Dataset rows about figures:

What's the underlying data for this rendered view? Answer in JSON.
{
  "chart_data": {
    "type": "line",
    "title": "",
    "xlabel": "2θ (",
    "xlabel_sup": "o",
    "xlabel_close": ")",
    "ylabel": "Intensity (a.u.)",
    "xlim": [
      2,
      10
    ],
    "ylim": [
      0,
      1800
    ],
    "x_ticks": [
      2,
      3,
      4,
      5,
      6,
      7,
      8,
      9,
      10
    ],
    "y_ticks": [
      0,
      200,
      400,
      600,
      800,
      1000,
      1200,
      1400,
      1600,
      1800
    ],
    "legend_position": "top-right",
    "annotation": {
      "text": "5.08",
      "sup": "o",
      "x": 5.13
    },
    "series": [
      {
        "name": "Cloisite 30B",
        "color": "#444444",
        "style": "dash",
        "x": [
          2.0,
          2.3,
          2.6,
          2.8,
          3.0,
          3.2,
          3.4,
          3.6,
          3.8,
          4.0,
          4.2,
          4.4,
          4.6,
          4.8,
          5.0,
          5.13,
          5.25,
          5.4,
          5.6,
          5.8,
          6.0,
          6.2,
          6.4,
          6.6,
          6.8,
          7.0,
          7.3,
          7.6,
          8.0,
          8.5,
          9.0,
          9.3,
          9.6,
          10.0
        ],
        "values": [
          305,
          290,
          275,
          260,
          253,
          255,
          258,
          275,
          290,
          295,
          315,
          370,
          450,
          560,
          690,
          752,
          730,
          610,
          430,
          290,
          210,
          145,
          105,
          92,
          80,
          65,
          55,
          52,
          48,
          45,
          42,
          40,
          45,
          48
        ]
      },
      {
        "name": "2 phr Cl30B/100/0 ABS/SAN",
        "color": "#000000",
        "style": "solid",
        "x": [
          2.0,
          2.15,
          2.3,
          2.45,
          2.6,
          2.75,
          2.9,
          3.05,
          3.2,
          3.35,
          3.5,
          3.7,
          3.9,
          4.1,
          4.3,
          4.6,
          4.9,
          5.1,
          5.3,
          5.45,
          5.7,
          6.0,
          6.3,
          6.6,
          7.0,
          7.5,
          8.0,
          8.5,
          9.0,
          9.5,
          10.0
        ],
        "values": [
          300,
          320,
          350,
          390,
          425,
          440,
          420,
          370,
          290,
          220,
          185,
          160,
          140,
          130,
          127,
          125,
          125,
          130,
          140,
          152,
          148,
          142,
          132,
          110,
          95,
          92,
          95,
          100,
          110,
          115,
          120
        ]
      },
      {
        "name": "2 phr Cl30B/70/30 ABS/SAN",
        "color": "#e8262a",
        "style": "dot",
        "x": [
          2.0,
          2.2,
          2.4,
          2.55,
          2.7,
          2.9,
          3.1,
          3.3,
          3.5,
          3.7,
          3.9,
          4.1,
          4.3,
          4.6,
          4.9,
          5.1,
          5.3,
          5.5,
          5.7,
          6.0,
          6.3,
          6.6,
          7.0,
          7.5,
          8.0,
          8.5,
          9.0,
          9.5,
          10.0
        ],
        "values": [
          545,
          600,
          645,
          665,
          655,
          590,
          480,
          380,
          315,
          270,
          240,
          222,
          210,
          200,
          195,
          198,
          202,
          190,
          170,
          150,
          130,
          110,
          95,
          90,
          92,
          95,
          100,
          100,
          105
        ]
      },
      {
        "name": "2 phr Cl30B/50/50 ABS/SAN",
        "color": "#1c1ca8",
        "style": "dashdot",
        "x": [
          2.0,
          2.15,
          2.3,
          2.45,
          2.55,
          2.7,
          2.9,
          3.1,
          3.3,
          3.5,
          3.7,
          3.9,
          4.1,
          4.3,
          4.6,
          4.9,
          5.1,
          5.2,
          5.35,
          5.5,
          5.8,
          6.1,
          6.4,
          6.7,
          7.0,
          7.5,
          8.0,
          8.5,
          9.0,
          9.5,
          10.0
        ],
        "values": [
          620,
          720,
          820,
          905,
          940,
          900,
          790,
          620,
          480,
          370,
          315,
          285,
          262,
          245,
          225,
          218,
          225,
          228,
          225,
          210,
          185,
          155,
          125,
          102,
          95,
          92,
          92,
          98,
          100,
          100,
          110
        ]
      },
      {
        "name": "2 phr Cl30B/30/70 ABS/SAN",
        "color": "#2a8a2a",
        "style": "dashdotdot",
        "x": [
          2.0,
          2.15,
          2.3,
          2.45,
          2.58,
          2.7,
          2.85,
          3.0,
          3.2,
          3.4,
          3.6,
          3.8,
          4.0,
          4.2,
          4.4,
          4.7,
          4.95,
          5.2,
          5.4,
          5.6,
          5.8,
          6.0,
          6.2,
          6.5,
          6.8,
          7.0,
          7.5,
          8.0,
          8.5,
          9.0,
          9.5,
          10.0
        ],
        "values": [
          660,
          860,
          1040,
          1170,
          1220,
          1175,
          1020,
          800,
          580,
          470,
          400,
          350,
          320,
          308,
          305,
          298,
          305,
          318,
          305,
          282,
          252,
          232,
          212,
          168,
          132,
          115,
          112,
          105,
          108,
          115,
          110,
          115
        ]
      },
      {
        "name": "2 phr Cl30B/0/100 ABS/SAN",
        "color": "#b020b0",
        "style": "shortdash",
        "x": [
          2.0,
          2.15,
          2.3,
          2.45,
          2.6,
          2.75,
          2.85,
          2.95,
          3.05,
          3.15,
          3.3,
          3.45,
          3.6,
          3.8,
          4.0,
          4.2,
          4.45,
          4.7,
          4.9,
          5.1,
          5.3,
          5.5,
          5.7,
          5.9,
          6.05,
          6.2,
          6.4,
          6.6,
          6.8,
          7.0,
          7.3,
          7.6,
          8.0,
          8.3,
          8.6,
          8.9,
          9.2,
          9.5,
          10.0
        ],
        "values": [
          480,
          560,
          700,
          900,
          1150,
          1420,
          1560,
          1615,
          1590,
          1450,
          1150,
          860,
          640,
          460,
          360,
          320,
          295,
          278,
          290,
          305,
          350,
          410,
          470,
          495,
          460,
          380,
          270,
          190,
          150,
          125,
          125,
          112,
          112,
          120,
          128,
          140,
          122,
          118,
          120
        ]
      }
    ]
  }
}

» Exercise instructions
Would you give the material above again, complete and exact?

» Response to this task
What's the underlying data for this rendered view? Answer in JSON.
{
  "chart_data": {
    "type": "line",
    "title": "",
    "xlabel": "2θ (",
    "xlabel_sup": "o",
    "xlabel_close": ")",
    "ylabel": "Intensity (a.u.)",
    "xlim": [
      2,
      10
    ],
    "ylim": [
      0,
      1800
    ],
    "x_ticks": [
      2,
      3,
      4,
      5,
      6,
      7,
      8,
      9,
      10
    ],
    "y_ticks": [
      0,
      200,
      400,
      600,
      800,
      1000,
      1200,
      1400,
      1600,
      1800
    ],
    "legend_position": "top-right",
    "annotation": {
      "text": "5.08",
      "sup": "o",
      "x": 5.13
    },
    "series": [
      {
        "name": "Cloisite 30B",
        "color": "#444444",
        "style": "dash",
        "x": [
          2.0,
          2.3,
          2.6,
          2.8,
          3.0,
          3.2,
          3.4,
          3.6,
          3.8,
          4.0,
          4.2,
          4.4,
          4.6,
          4.8,
          5.0,
          5.13,
          5.25,
          5.4,
          5.6,
          5.8,
          6.0,
          6.2,
          6.4,
          6.6,
          6.8,
          7.0,
          7.3,
          7.6,
          8.0,
          8.5,
          9.0,
          9.3,
          9.6,
          10.0
        ],
        "values": [
          305,
          290,
          275,
          260,
          253,
          255,
          258,
          275,
          290,
          295,
          315,
          370,
          450,
          560,
          690,
          752,
          730,
          610,
          430,
          290,
          210,
          145,
          105,
          92,
          80,
          65,
          55,
          52,
          48,
          45,
          42,
          40,
          45,
          48
        ]
      },
      {
        "name": "2 phr Cl30B/100/0 ABS/SAN",
        "color": "#000000",
        "style": "solid",
        "x": [
          2.0,
          2.15,
          2.3,
          2.45,
          2.6,
          2.75,
          2.9,
          3.05,
          3.2,
          3.35,
          3.5,
          3.7,
          3.9,
          4.1,
          4.3,
          4.6,
          4.9,
          5.1,
          5.3,
          5.45,
          5.7,
          6.0,
          6.3,
          6.6,
          7.0,
          7.5,
          8.0,
          8.5,
          9.0,
          9.5,
          10.0
        ],
        "values": [
          300,
          320,
          350,
          390,
          425,
          440,
          420,
          370,
          290,
          220,
          185,
          160,
          140,
          130,
          127,
          125,
          125,
          130,
          140,
          152,
          148,
          142,
          132,
          110,
          95,
          92,
          95,
          100,
          110,
          115,
          120
        ]
      },
      {
        "name": "2 phr Cl30B/70/30 ABS/SAN",
        "color": "#e8262a",
        "style": "dot",
        "x": [
          2.0,
          2.2,
          2.4,
          2.55,
          2.7,
          2.9,
          3.1,
          3.3,
          3.5,
          3.7,
          3.9,
          4.1,
          4.3,
          4.6,
          4.9,
          5.1,
          5.3,
          5.5,
          5.7,
          6.0,
          6.3,
          6.6,
          7.0,
          7.5,
          8.0,
          8.5,
          9.0,
          9.5,
          10.0
        ],
        "values": [
          545,
          600,
          645,
          665,
          655,
          590,
          480,
          380,
          315,
          270,
          240,
          222,
          210,
          200,
          195,
          198,
          202,
          190,
          170,
          150,
          130,
          110,
          95,
          90,
          92,
          95,
          100,
          100,
          105
        ]
      },
      {
        "name": "2 phr Cl30B/50/50 ABS/SAN",
        "color": "#1c1ca8",
        "style": "dashdot",
        "x": [
          2.0,
          2.15,
          2.3,
          2.45,
          2.55,
          2.7,
          2.9,
          3.1,
          3.3,
          3.5,
          3.7,
          3.9,
          4.1,
          4.3,
          4.6,
          4.9,
          5.1,
          5.2,
          5.35,
          5.5,
          5.8,
          6.1,
          6.4,
          6.7,
          7.0,
          7.5,
          8.0,
          8.5,
          9.0,
          9.5,
          10.0
        ],
        "values": [
          620,
          720,
          820,
          905,
          940,
          900,
          790,
          620,
          480,
          370,
          315,
          285,
          262,
          245,
          225,
          218,
          225,
          228,
          225,
          210,
          185,
          155,
          125,
          102,
          95,
          92,
          92,
          98,
          100,
          100,
          110
        ]
      },
      {
        "name": "2 phr Cl30B/30/70 ABS/SAN",
        "color": "#2a8a2a",
        "style": "dashdotdot",
        "x": [
          2.0,
          2.15,
          2.3,
          2.45,
          2.58,
          2.7,
          2.85,
          3.0,
          3.2,
          3.4,
          3.6,
          3.8,
          4.0,
          4.2,
          4.4,
          4.7,
          4.95,
          5.2,
          5.4,
          5.6,
          5.8,
          6.0,
          6.2,
          6.5,
          6.8,
          7.0,
          7.5,
          8.0,
          8.5,
          9.0,
          9.5,
          10.0
        ],
        "values": [
          660,
          860,
          1040,
          1170,
          1220,
          1175,
          1020,
          800,
          580,
          470,
          400,
          350,
          320,
          308,
          305,
          298,
          305,
          318,
          305,
          282,
          252,
          232,
          212,
          168,
          132,
          115,
          112,
          105,
          108,
          115,
          110,
          115
        ]
      },
      {
        "name": "2 phr Cl30B/0/100 ABS/SAN",
        "color": "#b020b0",
        "style": "shortdash",
        "x": [
          2.0,
          2.15,
          2.3,
          2.45,
          2.6,
          2.75,
          2.85,
          2.95,
          3.05,
          3.15,
          3.3,
          3.45,
          3.6,
          3.8,
          4.0,
          4.2,
          4.45,
          4.7,
          4.9,
          5.1,
          5.3,
          5.5,
          5.7,
          5.9,
          6.05,
          6.2,
          6.4,
          6.6,
          6.8,
          7.0,
          7.3,
          7.6,
          8.0,
          8.3,
          8.6,
          8.9,
          9.2,
          9.5,
          10.0
        ],
        "values": [
          480,
          560,
          700,
          900,
          1150,
          1420,
          1560,
          1615,
          1590,
          1450,
          1150,
          860,
          640,
          460,
          360,
          320,
          295,
          278,
          290,
          305,
          350,
          410,
          470,
          495,
          460,
          380,
          270,
          190,
          150,
          125,
          125,
          112,
          112,
          120,
          128,
          140,
          122,
          118,
          120
        ]
      }
    ]
  }
}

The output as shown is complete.